• [Do this]
Where a line contains the word "Limit", copy that line.

[Exercise inputs start]

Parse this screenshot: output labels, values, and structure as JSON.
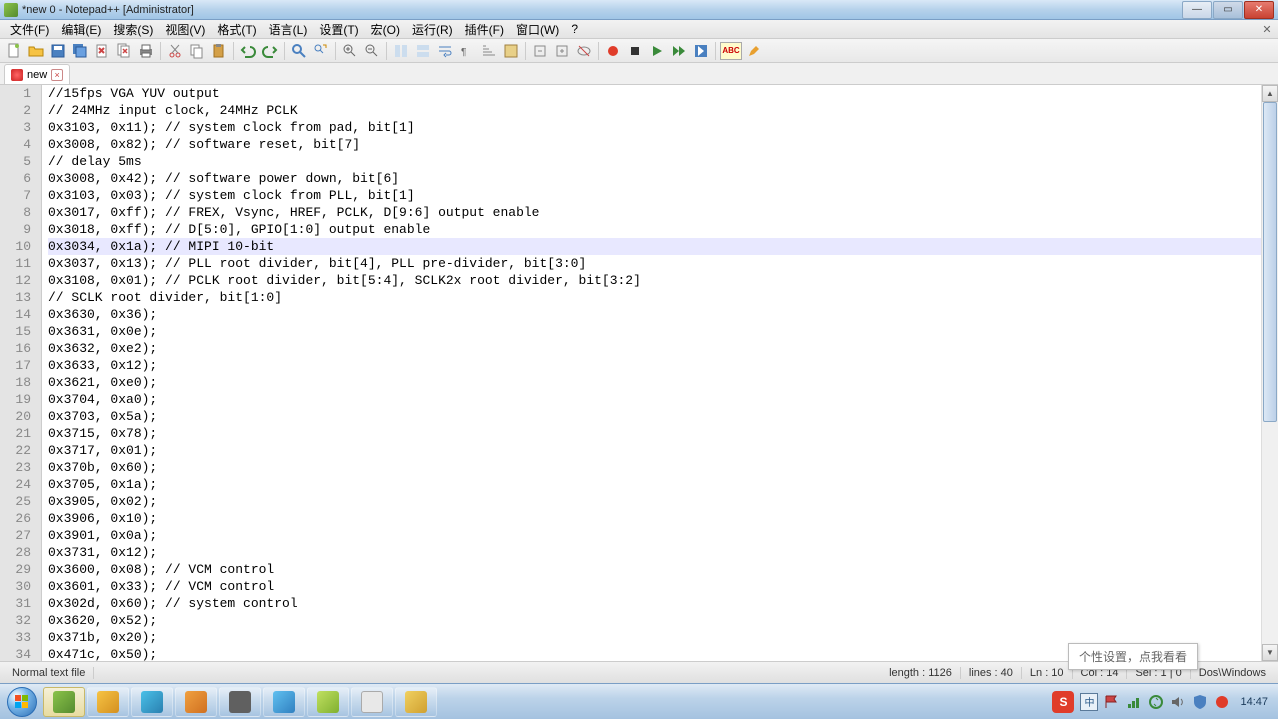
{
  "window": {
    "title": "*new  0 - Notepad++ [Administrator]"
  },
  "menu": {
    "file": "文件(F)",
    "edit": "编辑(E)",
    "search": "搜索(S)",
    "view": "视图(V)",
    "format": "格式(T)",
    "lang": "语言(L)",
    "settings": "设置(T)",
    "macro": "宏(O)",
    "run": "运行(R)",
    "plugins": "插件(F)",
    "window": "窗口(W)",
    "help": "?"
  },
  "tab": {
    "name": "new",
    "close": "×"
  },
  "code_lines": [
    "//15fps VGA YUV output",
    "// 24MHz input clock, 24MHz PCLK",
    "0x3103, 0x11); // system clock from pad, bit[1]",
    "0x3008, 0x82); // software reset, bit[7]",
    "// delay 5ms",
    "0x3008, 0x42); // software power down, bit[6]",
    "0x3103, 0x03); // system clock from PLL, bit[1]",
    "0x3017, 0xff); // FREX, Vsync, HREF, PCLK, D[9:6] output enable",
    "0x3018, 0xff); // D[5:0], GPIO[1:0] output enable",
    "0x3034, 0x1a); // MIPI 10-bit",
    "0x3037, 0x13); // PLL root divider, bit[4], PLL pre-divider, bit[3:0]",
    "0x3108, 0x01); // PCLK root divider, bit[5:4], SCLK2x root divider, bit[3:2]",
    "// SCLK root divider, bit[1:0]",
    "0x3630, 0x36);",
    "0x3631, 0x0e);",
    "0x3632, 0xe2);",
    "0x3633, 0x12);",
    "0x3621, 0xe0);",
    "0x3704, 0xa0);",
    "0x3703, 0x5a);",
    "0x3715, 0x78);",
    "0x3717, 0x01);",
    "0x370b, 0x60);",
    "0x3705, 0x1a);",
    "0x3905, 0x02);",
    "0x3906, 0x10);",
    "0x3901, 0x0a);",
    "0x3731, 0x12);",
    "0x3600, 0x08); // VCM control",
    "0x3601, 0x33); // VCM control",
    "0x302d, 0x60); // system control",
    "0x3620, 0x52);",
    "0x371b, 0x20);",
    "0x471c, 0x50);"
  ],
  "active_line_index": 9,
  "tooltip": "个性设置，点我看看",
  "status": {
    "filetype": "Normal text file",
    "length": "length : 1126",
    "lines": "lines : 40",
    "ln": "Ln : 10",
    "col": "Col : 14",
    "sel": "Sel : 1 | 0",
    "encoding": "Dos\\Windows"
  },
  "tray": {
    "time": "14:47",
    "ime_s": "S",
    "ime_cn": "中"
  },
  "icons": {
    "new": "new-file",
    "open": "open",
    "save": "save",
    "saveall": "save-all",
    "close": "close",
    "closeall": "close-all",
    "print": "print",
    "cut": "cut",
    "copy": "copy",
    "paste": "paste",
    "undo": "undo",
    "redo": "redo",
    "find": "find",
    "replace": "replace",
    "zoomin": "zoom-in",
    "zoomout": "zoom-out",
    "sync": "sync",
    "wrap": "wrap",
    "allchars": "show-all",
    "indent": "indent-guide",
    "ud": "user-lang",
    "foldall": "fold",
    "unfoldall": "unfold",
    "hidelines": "hide-lines",
    "record": "record",
    "play": "play",
    "stop": "stop",
    "playfast": "play-multi",
    "saverec": "save-macro",
    "abc": "ABC",
    "missile": "launch"
  }
}
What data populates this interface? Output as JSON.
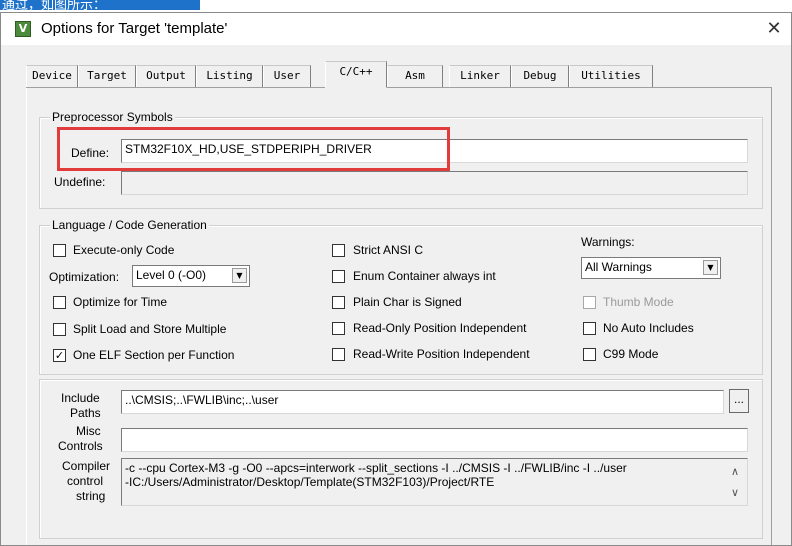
{
  "top_strip": {
    "text": "通过，如图所示："
  },
  "window": {
    "title": "Options for Target 'template'",
    "icon": "keil-uv-icon",
    "close_glyph": "✕"
  },
  "tabs": [
    {
      "label": "Device"
    },
    {
      "label": "Target"
    },
    {
      "label": "Output"
    },
    {
      "label": "Listing"
    },
    {
      "label": "User"
    },
    {
      "label": "C/C++",
      "active": true
    },
    {
      "label": "Asm"
    },
    {
      "label": "Linker"
    },
    {
      "label": "Debug"
    },
    {
      "label": "Utilities"
    }
  ],
  "preprocessor": {
    "title": "Preprocessor Symbols",
    "define_label": "Define:",
    "define_value": "STM32F10X_HD,USE_STDPERIPH_DRIVER",
    "undefine_label": "Undefine:",
    "undefine_value": ""
  },
  "language": {
    "title": "Language / Code Generation",
    "execute_only": {
      "label": "Execute-only Code",
      "checked": false
    },
    "optimization_label": "Optimization:",
    "optimization_value": "Level 0 (-O0)",
    "optimize_time": {
      "label": "Optimize for Time",
      "checked": false
    },
    "split_load": {
      "label": "Split Load and Store Multiple",
      "checked": false
    },
    "one_elf": {
      "label": "One ELF Section per Function",
      "checked": true
    },
    "strict_ansi": {
      "label": "Strict ANSI C",
      "checked": false
    },
    "enum_container": {
      "label": "Enum Container always int",
      "checked": false
    },
    "plain_char": {
      "label": "Plain Char is Signed",
      "checked": false
    },
    "ro_position": {
      "label": "Read-Only Position Independent",
      "checked": false
    },
    "rw_position": {
      "label": "Read-Write Position Independent",
      "checked": false
    },
    "warnings_label": "Warnings:",
    "warnings_value": "All Warnings",
    "thumb_mode": {
      "label": "Thumb Mode",
      "checked": false,
      "disabled": true
    },
    "no_auto_includes": {
      "label": "No Auto Includes",
      "checked": false
    },
    "c99_mode": {
      "label": "C99 Mode",
      "checked": false
    }
  },
  "include": {
    "include_label_1": "Include",
    "include_label_2": "Paths",
    "include_value": "..\\CMSIS;..\\FWLIB\\inc;..\\user",
    "browse_label": "...",
    "misc_label_1": "Misc",
    "misc_label_2": "Controls",
    "misc_value": "",
    "compiler_label_1": "Compiler",
    "compiler_label_2": "control",
    "compiler_label_3": "string",
    "compiler_line_1": "-c --cpu Cortex-M3 -g -O0 --apcs=interwork --split_sections -I ../CMSIS -I ../FWLIB/inc -I ../user",
    "compiler_line_2": "-IC:/Users/Administrator/Desktop/Template(STM32F103)/Project/RTE",
    "scroll_up": "∧",
    "scroll_down": "∨"
  }
}
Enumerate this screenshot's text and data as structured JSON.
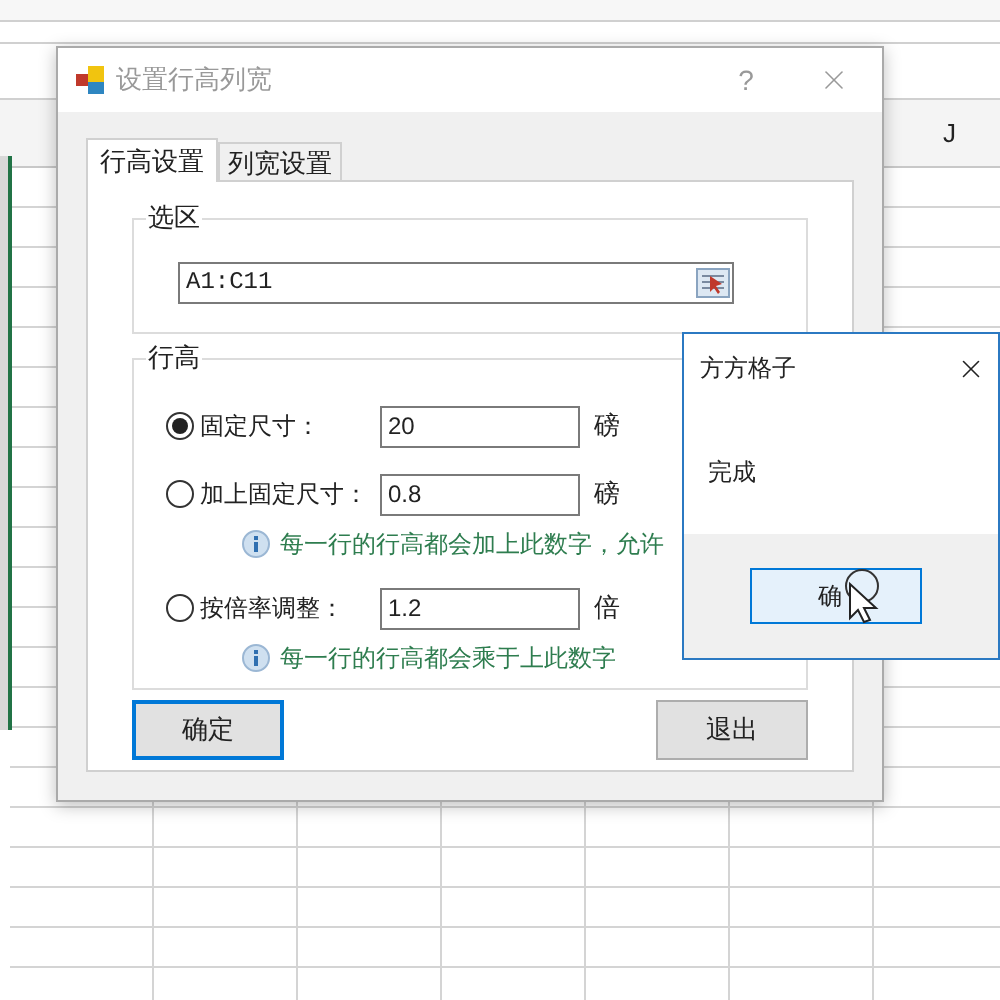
{
  "sheet": {
    "column_header": "J"
  },
  "dialog": {
    "title": "设置行高列宽",
    "help_label": "?",
    "tabs": [
      {
        "label": "行高设置",
        "selected": true
      },
      {
        "label": "列宽设置",
        "selected": false
      }
    ],
    "selection_group": {
      "title": "选区",
      "value": "A1:C11"
    },
    "row_height_group": {
      "title": "行高",
      "options": [
        {
          "label": "固定尺寸：",
          "value": "20",
          "unit": "磅",
          "selected": true
        },
        {
          "label": "加上固定尺寸：",
          "value": "0.8",
          "unit": "磅",
          "selected": false,
          "hint": "每一行的行高都会加上此数字，允许"
        },
        {
          "label": "按倍率调整：",
          "value": "1.2",
          "unit": "倍",
          "selected": false,
          "hint": "每一行的行高都会乘于上此数字"
        }
      ]
    },
    "buttons": [
      {
        "label": "确定",
        "focused": true
      },
      {
        "label": "退出",
        "focused": false
      }
    ]
  },
  "message_box": {
    "title": "方方格子",
    "message": "完成",
    "button": "确"
  }
}
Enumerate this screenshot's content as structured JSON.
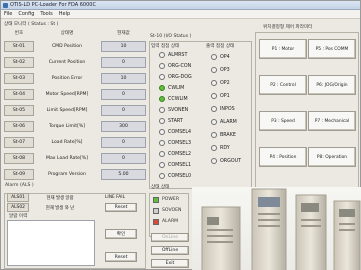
{
  "window": {
    "title": "OTIS-LD PC-Loader For FDA 6000C"
  },
  "menu": [
    "File",
    "Config",
    "Tools",
    "Help"
  ],
  "status": {
    "group_title": "상태 모니터 ( Status : St )",
    "headers": {
      "no": "번호",
      "name": "상태명",
      "value": "현재값"
    },
    "rows": [
      {
        "code": "St-01",
        "name": "CMD Position",
        "value": "10"
      },
      {
        "code": "St-02",
        "name": "Current Position",
        "value": "0"
      },
      {
        "code": "St-03",
        "name": "Position Error",
        "value": "10"
      },
      {
        "code": "St-04",
        "name": "Motor Speed[RPM]",
        "value": "0"
      },
      {
        "code": "St-05",
        "name": "Limit Speed[RPM]",
        "value": "0"
      },
      {
        "code": "St-06",
        "name": "Torque Limit[%]",
        "value": "300"
      },
      {
        "code": "St-07",
        "name": "Load Rate[%]",
        "value": "0"
      },
      {
        "code": "St-08",
        "name": "Max Load Rate[%]",
        "value": "0"
      },
      {
        "code": "St-09",
        "name": "Program Version",
        "value": "5.00"
      }
    ]
  },
  "io": {
    "group_title": "St-10 (I/O Status )",
    "input_title": "입력 접점 상태",
    "output_title": "출력 접점 상태",
    "inputs": [
      {
        "label": "ALMRST",
        "on": false
      },
      {
        "label": "ORG-CON",
        "on": false
      },
      {
        "label": "ORG-DOG",
        "on": false
      },
      {
        "label": "CWLIM",
        "on": true
      },
      {
        "label": "CCWLIM",
        "on": true
      },
      {
        "label": "SVONEN",
        "on": false
      },
      {
        "label": "START",
        "on": false
      },
      {
        "label": "COMSEL4",
        "on": false
      },
      {
        "label": "COMSEL3",
        "on": false
      },
      {
        "label": "COMSEL2",
        "on": false
      },
      {
        "label": "COMSEL1",
        "on": false
      },
      {
        "label": "COMSEL0",
        "on": false
      }
    ],
    "outputs": [
      {
        "label": "OP4",
        "on": false
      },
      {
        "label": "OP3",
        "on": false
      },
      {
        "label": "OP2",
        "on": false
      },
      {
        "label": "OP1",
        "on": false
      },
      {
        "label": "INPOS",
        "on": false
      },
      {
        "label": "ALARM",
        "on": false
      },
      {
        "label": "BRAKE",
        "on": false
      },
      {
        "label": "RDY",
        "on": false
      },
      {
        "label": "ORGOUT",
        "on": false
      }
    ]
  },
  "control": {
    "group_title": "위치결정형 제어 파라미터",
    "buttons": [
      "P1 : Motor",
      "P5 : Pos COMM",
      "P2 : Control",
      "P6: JOG/Origin",
      "P3 : Speed",
      "P7 : Mechanical",
      "P4 : Position",
      "P8: Operation"
    ]
  },
  "alarm": {
    "group_title": "Alarm (ALS )",
    "rows": [
      {
        "code": "ALS01",
        "desc": "현재 발생 알람",
        "state": "LINE FAIL"
      },
      {
        "code": "ALS02",
        "desc": "현재 발생 와 넌",
        "state": "Reset"
      }
    ],
    "history_title": "알람 이력",
    "confirm_label": "확인",
    "reset_label": "Reset"
  },
  "state": {
    "group_title": "상태 상태",
    "lamps": [
      {
        "label": "POWER",
        "color": "#5fbf3b"
      },
      {
        "label": "SOVOEN",
        "color": "#cfcfcf"
      },
      {
        "label": "ALARM",
        "color": "#d94a3a"
      }
    ]
  },
  "actions": {
    "online": "OnLine",
    "offline": "OffLine",
    "exit": "Exit"
  },
  "colors": {
    "led_on": "#5fbf3b",
    "alarm": "#d94a3a",
    "panel": "#ece9e2"
  }
}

[Exercise inputs end]

• [Task solution]
        "name": "Limit Speed[RPM]",
        "name": "Torque Limit[%]",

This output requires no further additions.